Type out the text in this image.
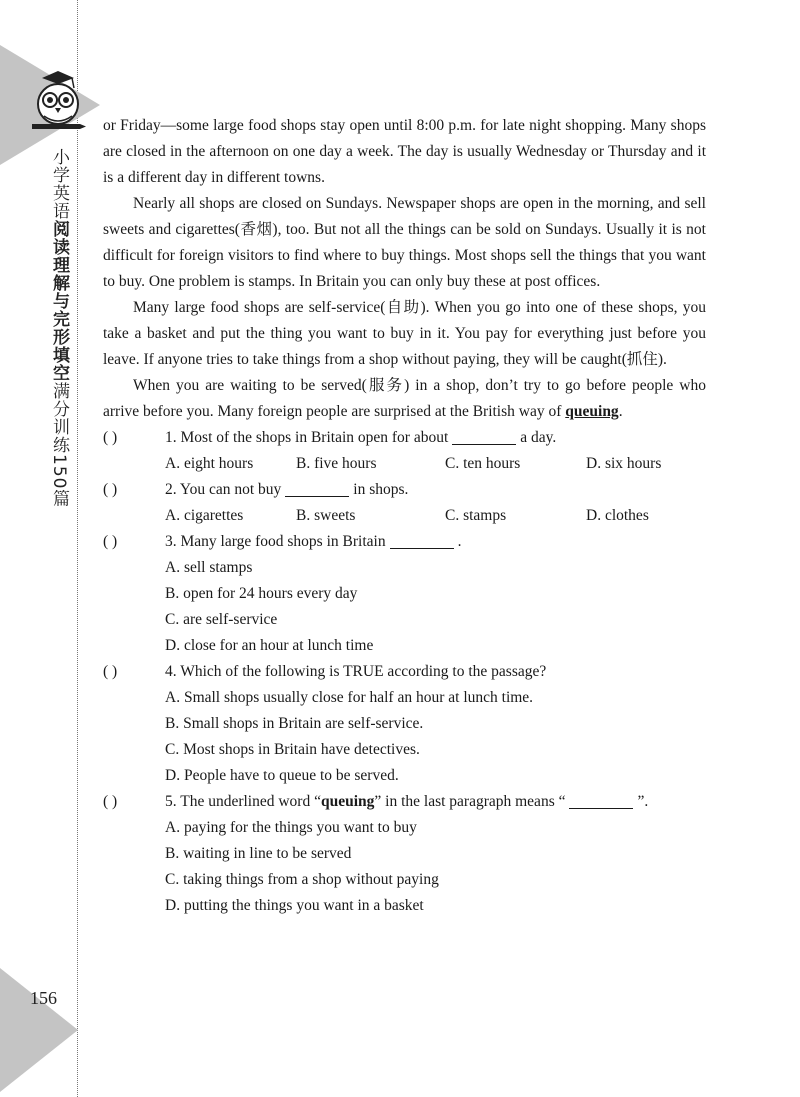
小学英语阅读理解与完形填空满分训练150篇
156
or Friday—some large food shops stay open until 8:00 p.m. for late night shopping. Many shops are closed in the afternoon on one day a week. The day is usually Wednesday or Thursday and it is a different day in different towns.
Nearly all shops are closed on Sundays. Newspaper shops are open in the morning, and sell sweets and cigarettes(香烟), too. But not all the things can be sold on Sundays. Usually it is not difficult for foreign visitors to find where to buy things. Most shops sell the things that you want to buy. One problem is stamps. In Britain you can only buy these at post offices.
Many large food shops are self-service(自助). When you go into one of these shops, you take a basket and put the thing you want to buy in it. You pay for everything just before you leave. If anyone tries to take things from a shop without paying, they will be caught(抓住).
When you are waiting to be served(服务) in a shop, don’t try to go before people who arrive before you. Many foreign people are surprised at the British way of queuing.
( )	1. Most of the shops in Britain open for about	a day.
A. eight hours	B. five hours	C. ten hours	D. six hours
( )	2. You can not buy	in shops.
A. cigarettes	B. sweets	C. stamps	D. clothes
( )	3. Many large food shops in Britain	.
A. sell stamps
B. open for 24 hours every day
C. are self-service
D. close for an hour at lunch time
( )	4. Which of the following is TRUE according to the passage?
A. Small shops usually close for half an hour at lunch time.
B. Small shops in Britain are self-service.
C. Most shops in Britain have detectives.
D. People have to queue to be served.
( )	5. The underlined word “queuing” in the last paragraph means “	”.
A. paying for the things you want to buy
B. waiting in line to be served
C. taking things from a shop without paying
D. putting the things you want in a basket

+++

→ **Objective**: Search the records for the word "shops" and copy every line where it occurs.

→ **Reply**:
or Friday—some large food shops stay open until 8:00 p.m. for late night shopping. Many shops are closed in the afternoon on one day a week. The day is usually Wednesday or Thursday and it is a different day in different towns.
Nearly all shops are closed on Sundays. Newspaper shops are open in the morning, and sell sweets and cigarettes(香烟), too. But not all the things can be sold on Sundays. Usually it is not difficult for foreign visitors to find where to buy things. Most shops sell the things that you want to buy. One problem is stamps. In Britain you can only buy these at post offices.
Many large food shops are self-service(自助). When you go into one of these shops, you take a basket and put the thing you want to buy in it. You pay for everything just before you leave. If anyone tries to take things from a shop without paying, they will be caught(抓住).
( )	1. Most of the shops in Britain open for about	a day.
( )	2. You can not buy	in shops.
( )	3. Many large food shops in Britain	.
A. Small shops usually close for half an hour at lunch time.
B. Small shops in Britain are self-service.
C. Most shops in Britain have detectives.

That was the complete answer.